Written problem: Rewrite the records below, changing every "pager-number" to "page-number" and leaving everything else as it is.

Item position entries:
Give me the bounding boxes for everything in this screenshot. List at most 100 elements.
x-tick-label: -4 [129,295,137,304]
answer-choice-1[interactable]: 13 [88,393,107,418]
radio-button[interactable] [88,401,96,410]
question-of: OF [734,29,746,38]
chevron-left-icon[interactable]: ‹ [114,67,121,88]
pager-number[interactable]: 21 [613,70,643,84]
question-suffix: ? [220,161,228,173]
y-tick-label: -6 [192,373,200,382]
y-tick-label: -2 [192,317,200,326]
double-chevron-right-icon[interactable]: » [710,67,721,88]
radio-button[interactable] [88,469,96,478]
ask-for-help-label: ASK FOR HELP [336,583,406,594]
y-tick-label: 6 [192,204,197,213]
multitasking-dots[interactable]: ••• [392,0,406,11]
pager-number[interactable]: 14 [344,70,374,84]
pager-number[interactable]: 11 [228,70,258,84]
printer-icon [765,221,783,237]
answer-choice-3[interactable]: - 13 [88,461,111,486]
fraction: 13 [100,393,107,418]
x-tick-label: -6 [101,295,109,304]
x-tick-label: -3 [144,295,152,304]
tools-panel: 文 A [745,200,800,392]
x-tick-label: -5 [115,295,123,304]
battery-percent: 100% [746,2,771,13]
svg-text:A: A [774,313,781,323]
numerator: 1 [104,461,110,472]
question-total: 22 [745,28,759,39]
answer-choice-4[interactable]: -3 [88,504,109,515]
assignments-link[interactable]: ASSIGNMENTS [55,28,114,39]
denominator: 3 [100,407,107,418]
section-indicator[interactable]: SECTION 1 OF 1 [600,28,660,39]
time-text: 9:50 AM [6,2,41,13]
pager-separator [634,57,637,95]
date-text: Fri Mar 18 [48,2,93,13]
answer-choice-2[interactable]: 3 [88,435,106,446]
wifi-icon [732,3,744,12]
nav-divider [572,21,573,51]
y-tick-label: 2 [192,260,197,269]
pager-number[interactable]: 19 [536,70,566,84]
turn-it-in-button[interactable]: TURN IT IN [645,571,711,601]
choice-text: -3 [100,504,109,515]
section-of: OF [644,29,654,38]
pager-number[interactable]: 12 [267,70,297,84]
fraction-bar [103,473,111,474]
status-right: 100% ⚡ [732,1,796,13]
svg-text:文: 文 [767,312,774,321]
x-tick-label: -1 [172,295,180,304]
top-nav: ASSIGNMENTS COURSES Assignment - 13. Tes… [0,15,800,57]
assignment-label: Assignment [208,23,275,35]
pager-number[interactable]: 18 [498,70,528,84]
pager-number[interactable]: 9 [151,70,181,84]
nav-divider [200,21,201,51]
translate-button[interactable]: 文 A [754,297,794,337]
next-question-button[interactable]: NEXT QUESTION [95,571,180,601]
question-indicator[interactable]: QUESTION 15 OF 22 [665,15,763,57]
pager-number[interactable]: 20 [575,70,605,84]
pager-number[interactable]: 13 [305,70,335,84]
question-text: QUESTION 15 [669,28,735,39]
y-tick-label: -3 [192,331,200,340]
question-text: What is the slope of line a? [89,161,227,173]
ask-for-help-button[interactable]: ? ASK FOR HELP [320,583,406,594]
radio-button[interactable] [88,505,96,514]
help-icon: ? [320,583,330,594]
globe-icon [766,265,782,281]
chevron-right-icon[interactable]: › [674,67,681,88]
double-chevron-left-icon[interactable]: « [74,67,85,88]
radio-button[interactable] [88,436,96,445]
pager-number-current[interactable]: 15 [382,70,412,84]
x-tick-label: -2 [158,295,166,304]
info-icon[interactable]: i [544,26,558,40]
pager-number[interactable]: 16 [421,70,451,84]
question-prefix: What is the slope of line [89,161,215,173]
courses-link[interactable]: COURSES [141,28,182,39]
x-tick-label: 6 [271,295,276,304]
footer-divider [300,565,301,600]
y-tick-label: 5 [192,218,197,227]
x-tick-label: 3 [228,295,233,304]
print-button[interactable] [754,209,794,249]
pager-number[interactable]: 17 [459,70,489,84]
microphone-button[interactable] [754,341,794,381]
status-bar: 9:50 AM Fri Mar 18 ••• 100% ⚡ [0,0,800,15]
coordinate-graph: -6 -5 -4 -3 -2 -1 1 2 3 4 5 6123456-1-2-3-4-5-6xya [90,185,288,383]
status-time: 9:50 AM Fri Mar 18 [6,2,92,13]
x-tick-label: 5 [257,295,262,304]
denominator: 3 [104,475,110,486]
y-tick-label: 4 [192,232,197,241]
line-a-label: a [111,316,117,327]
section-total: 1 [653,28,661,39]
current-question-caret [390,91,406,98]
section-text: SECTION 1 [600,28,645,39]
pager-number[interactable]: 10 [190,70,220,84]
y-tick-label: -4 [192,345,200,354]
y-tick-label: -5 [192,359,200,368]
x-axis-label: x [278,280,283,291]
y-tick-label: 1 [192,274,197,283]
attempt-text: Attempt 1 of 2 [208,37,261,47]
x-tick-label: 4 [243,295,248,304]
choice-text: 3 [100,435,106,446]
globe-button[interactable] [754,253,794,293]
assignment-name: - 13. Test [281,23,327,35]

Written solution:
Give me the bounding boxes for everything in this screenshot. List at most 100 elements.
x-tick-label: -4 [129,295,137,304]
answer-choice-1[interactable]: 13 [88,393,107,418]
radio-button[interactable] [88,401,96,410]
question-of: OF [734,29,746,38]
chevron-left-icon[interactable]: ‹ [114,67,121,88]
page-number[interactable]: 21 [613,70,643,84]
question-suffix: ? [220,161,228,173]
y-tick-label: -6 [192,373,200,382]
y-tick-label: -2 [192,317,200,326]
double-chevron-right-icon[interactable]: » [710,67,721,88]
radio-button[interactable] [88,469,96,478]
ask-for-help-label: ASK FOR HELP [336,583,406,594]
y-tick-label: 6 [192,204,197,213]
multitasking-dots[interactable]: ••• [392,0,406,11]
page-number[interactable]: 14 [344,70,374,84]
page-number[interactable]: 11 [228,70,258,84]
printer-icon [765,221,783,237]
answer-choice-3[interactable]: - 13 [88,461,111,486]
fraction: 13 [100,393,107,418]
x-tick-label: -6 [101,295,109,304]
x-tick-label: -3 [144,295,152,304]
tools-panel: 文 A [745,200,800,392]
x-tick-label: -5 [115,295,123,304]
battery-percent: 100% [746,2,771,13]
svg-text:A: A [774,313,781,323]
numerator: 1 [104,461,110,472]
question-total: 22 [745,28,759,39]
answer-choice-4[interactable]: -3 [88,504,109,515]
assignments-link[interactable]: ASSIGNMENTS [55,28,114,39]
denominator: 3 [100,407,107,418]
section-indicator[interactable]: SECTION 1 OF 1 [600,28,660,39]
time-text: 9:50 AM [6,2,41,13]
pager-separator [634,57,637,95]
date-text: Fri Mar 18 [48,2,93,13]
answer-choice-2[interactable]: 3 [88,435,106,446]
wifi-icon [732,3,744,12]
nav-divider [572,21,573,51]
y-tick-label: 2 [192,260,197,269]
page-number[interactable]: 19 [536,70,566,84]
turn-it-in-button[interactable]: TURN IT IN [645,571,711,601]
choice-text: -3 [100,504,109,515]
section-of: OF [644,29,654,38]
page-number[interactable]: 12 [267,70,297,84]
fraction-bar [103,473,111,474]
status-right: 100% ⚡ [732,1,796,13]
svg-text:文: 文 [767,312,774,321]
x-tick-label: -1 [172,295,180,304]
top-nav: ASSIGNMENTS COURSES Assignment - 13. Tes… [0,15,800,57]
assignment-label: Assignment [208,23,275,35]
page-number[interactable]: 18 [498,70,528,84]
page-number[interactable]: 9 [151,70,181,84]
nav-divider [200,21,201,51]
translate-button[interactable]: 文 A [754,297,794,337]
next-question-button[interactable]: NEXT QUESTION [95,571,180,601]
question-indicator[interactable]: QUESTION 15 OF 22 [665,15,763,57]
page-number[interactable]: 20 [575,70,605,84]
page-number[interactable]: 13 [305,70,335,84]
question-text: QUESTION 15 [669,28,735,39]
y-tick-label: -3 [192,331,200,340]
question-text: What is the slope of line a? [89,161,227,173]
ask-for-help-button[interactable]: ? ASK FOR HELP [320,583,406,594]
radio-button[interactable] [88,505,96,514]
help-icon: ? [320,583,330,594]
globe-icon [766,265,782,281]
chevron-right-icon[interactable]: › [674,67,681,88]
double-chevron-left-icon[interactable]: « [74,67,85,88]
radio-button[interactable] [88,436,96,445]
page-number-current[interactable]: 15 [382,70,412,84]
x-tick-label: -2 [158,295,166,304]
info-icon[interactable]: i [544,26,558,40]
page-number[interactable]: 16 [421,70,451,84]
question-prefix: What is the slope of line [89,161,215,173]
courses-link[interactable]: COURSES [141,28,182,39]
x-tick-label: 6 [271,295,276,304]
footer-divider [300,565,301,600]
y-tick-label: 5 [192,218,197,227]
x-tick-label: 3 [228,295,233,304]
print-button[interactable] [754,209,794,249]
page-number[interactable]: 17 [459,70,489,84]
microphone-button[interactable] [754,341,794,381]
status-bar: 9:50 AM Fri Mar 18 ••• 100% ⚡ [0,0,800,15]
coordinate-graph: -6 -5 -4 -3 -2 -1 1 2 3 4 5 6123456-1-2-3-4-5-6xya [90,185,288,383]
status-time: 9:50 AM Fri Mar 18 [6,2,92,13]
x-tick-label: 5 [257,295,262,304]
denominator: 3 [104,475,110,486]
y-tick-label: 4 [192,232,197,241]
line-a-label: a [111,316,117,327]
section-total: 1 [653,28,661,39]
current-question-caret [390,91,406,98]
section-text: SECTION 1 [600,28,645,39]
page-number[interactable]: 10 [190,70,220,84]
y-tick-label: -4 [192,345,200,354]
y-tick-label: -5 [192,359,200,368]
x-axis-label: x [278,280,283,291]
y-tick-label: 1 [192,274,197,283]
attempt-text: Attempt 1 of 2 [208,37,261,47]
x-tick-label: 4 [243,295,248,304]
choice-text: 3 [100,435,106,446]
globe-button[interactable] [754,253,794,293]
assignment-name: - 13. Test [281,23,327,35]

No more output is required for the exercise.